### WHAT IS EXPECTED
Count each line in which the word "Cómo" appears. Reply with the total and nothing more.

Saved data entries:
--------------------------------------------------
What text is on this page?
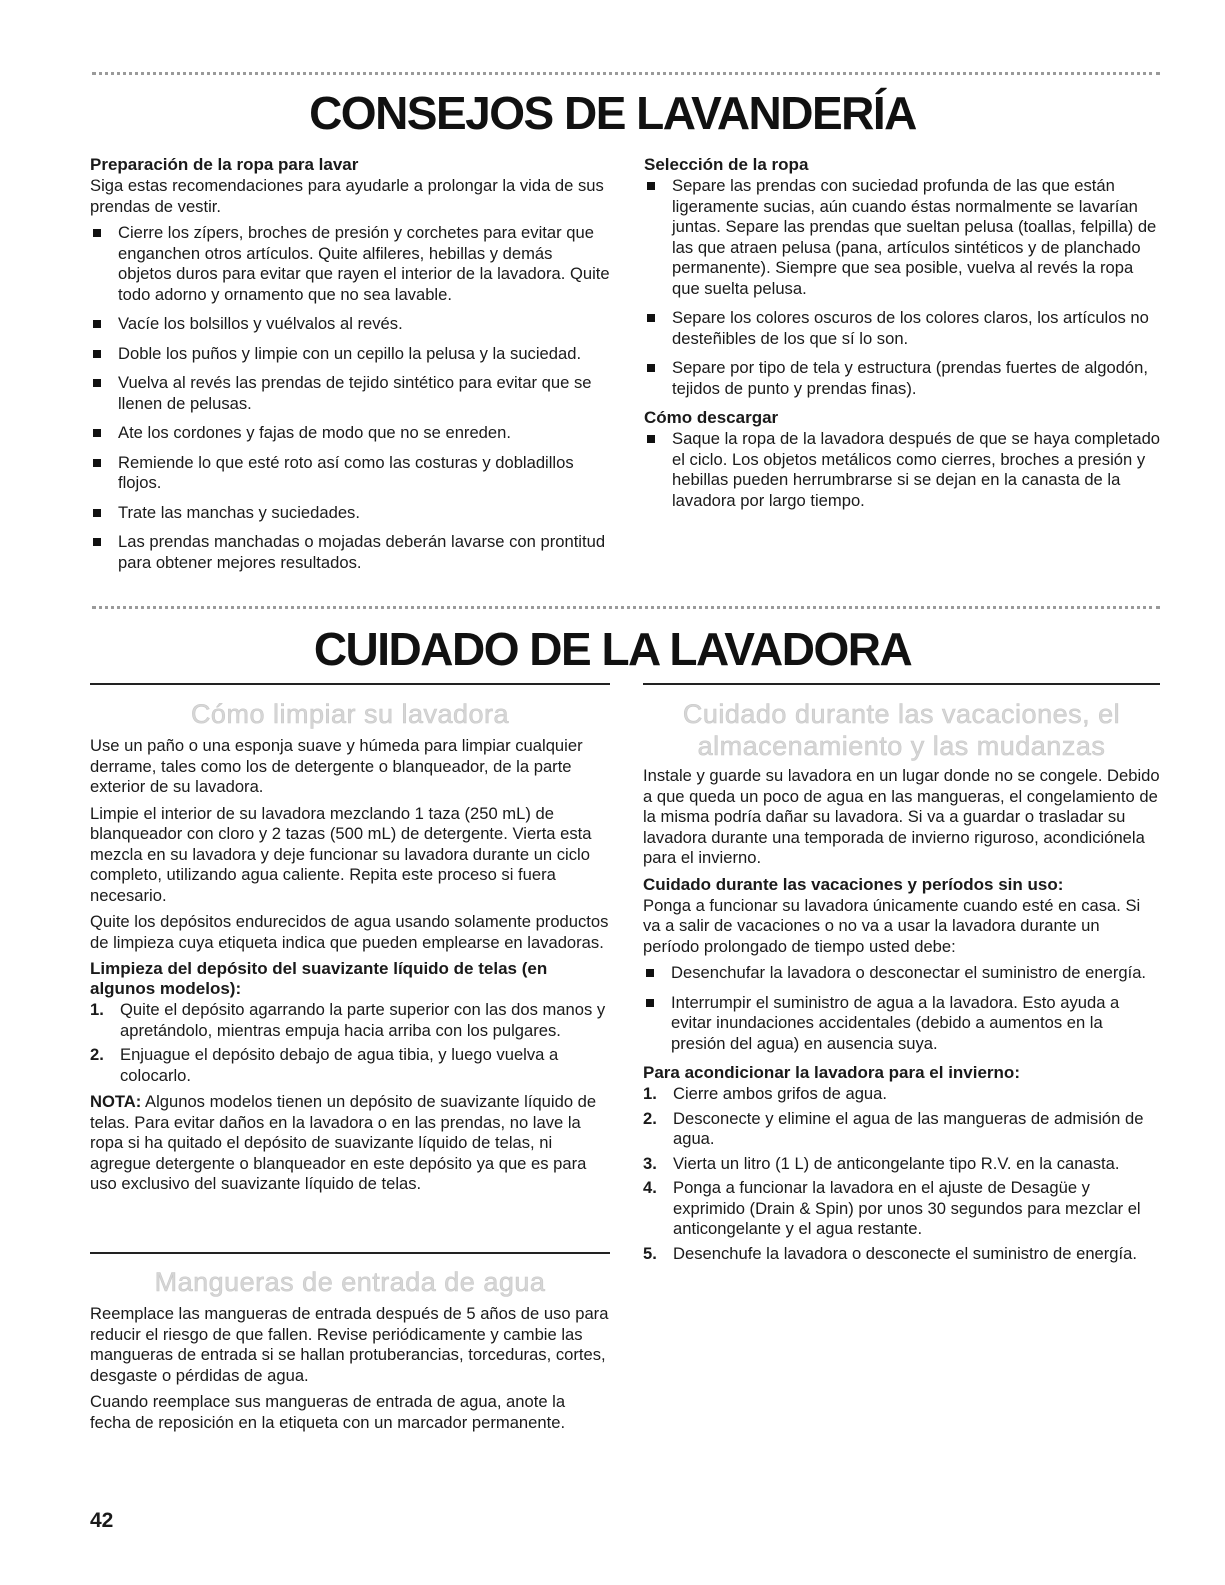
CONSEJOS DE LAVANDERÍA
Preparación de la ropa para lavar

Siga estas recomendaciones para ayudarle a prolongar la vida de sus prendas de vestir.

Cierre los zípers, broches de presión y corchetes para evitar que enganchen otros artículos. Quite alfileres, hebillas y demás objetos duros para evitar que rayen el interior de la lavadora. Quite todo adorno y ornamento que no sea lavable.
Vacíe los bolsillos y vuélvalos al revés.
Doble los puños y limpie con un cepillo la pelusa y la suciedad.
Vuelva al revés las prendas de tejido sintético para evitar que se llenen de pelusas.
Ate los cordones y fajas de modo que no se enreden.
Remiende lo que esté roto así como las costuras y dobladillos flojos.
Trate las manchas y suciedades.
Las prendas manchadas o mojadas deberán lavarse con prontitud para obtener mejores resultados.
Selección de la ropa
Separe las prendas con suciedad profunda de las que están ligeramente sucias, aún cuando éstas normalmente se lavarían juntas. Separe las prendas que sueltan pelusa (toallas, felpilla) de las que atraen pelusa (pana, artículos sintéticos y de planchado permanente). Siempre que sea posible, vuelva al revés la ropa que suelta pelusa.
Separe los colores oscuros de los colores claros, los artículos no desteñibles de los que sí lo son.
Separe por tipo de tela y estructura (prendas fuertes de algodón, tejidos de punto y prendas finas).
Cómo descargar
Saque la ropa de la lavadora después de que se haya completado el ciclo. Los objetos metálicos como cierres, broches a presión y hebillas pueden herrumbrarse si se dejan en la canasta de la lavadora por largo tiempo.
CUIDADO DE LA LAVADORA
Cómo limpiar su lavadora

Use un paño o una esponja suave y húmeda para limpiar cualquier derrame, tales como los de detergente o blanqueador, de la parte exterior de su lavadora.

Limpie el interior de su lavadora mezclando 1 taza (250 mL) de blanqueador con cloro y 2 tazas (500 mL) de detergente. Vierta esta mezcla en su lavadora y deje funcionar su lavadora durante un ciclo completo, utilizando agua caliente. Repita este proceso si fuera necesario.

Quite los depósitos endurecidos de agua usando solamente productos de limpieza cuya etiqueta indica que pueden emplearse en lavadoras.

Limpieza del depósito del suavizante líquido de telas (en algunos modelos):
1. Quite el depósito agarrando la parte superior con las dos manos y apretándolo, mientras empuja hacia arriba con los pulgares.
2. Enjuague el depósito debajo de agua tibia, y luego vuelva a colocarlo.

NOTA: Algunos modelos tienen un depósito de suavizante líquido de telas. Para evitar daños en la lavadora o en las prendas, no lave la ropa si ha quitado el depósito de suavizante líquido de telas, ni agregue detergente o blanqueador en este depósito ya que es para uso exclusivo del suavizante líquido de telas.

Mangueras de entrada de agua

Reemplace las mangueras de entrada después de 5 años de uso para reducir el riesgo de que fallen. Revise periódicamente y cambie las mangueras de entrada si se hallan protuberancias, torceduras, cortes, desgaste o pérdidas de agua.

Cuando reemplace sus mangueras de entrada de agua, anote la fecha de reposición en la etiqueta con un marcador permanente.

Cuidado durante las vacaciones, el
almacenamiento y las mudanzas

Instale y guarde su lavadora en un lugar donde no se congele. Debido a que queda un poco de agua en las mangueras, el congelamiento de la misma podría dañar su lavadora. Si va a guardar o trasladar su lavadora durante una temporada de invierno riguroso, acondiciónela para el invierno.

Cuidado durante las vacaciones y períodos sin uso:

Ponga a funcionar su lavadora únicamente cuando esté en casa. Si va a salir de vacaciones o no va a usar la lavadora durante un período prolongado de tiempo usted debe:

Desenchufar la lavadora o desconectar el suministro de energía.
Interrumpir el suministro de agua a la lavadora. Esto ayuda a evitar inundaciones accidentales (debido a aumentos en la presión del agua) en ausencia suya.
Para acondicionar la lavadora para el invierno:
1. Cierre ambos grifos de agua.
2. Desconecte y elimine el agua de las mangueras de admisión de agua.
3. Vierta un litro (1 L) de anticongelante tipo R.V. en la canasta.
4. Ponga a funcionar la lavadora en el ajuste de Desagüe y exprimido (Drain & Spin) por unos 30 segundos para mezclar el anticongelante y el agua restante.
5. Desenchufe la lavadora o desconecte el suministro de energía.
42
--------------------------------------------------
### SOLVED PROBLEM
2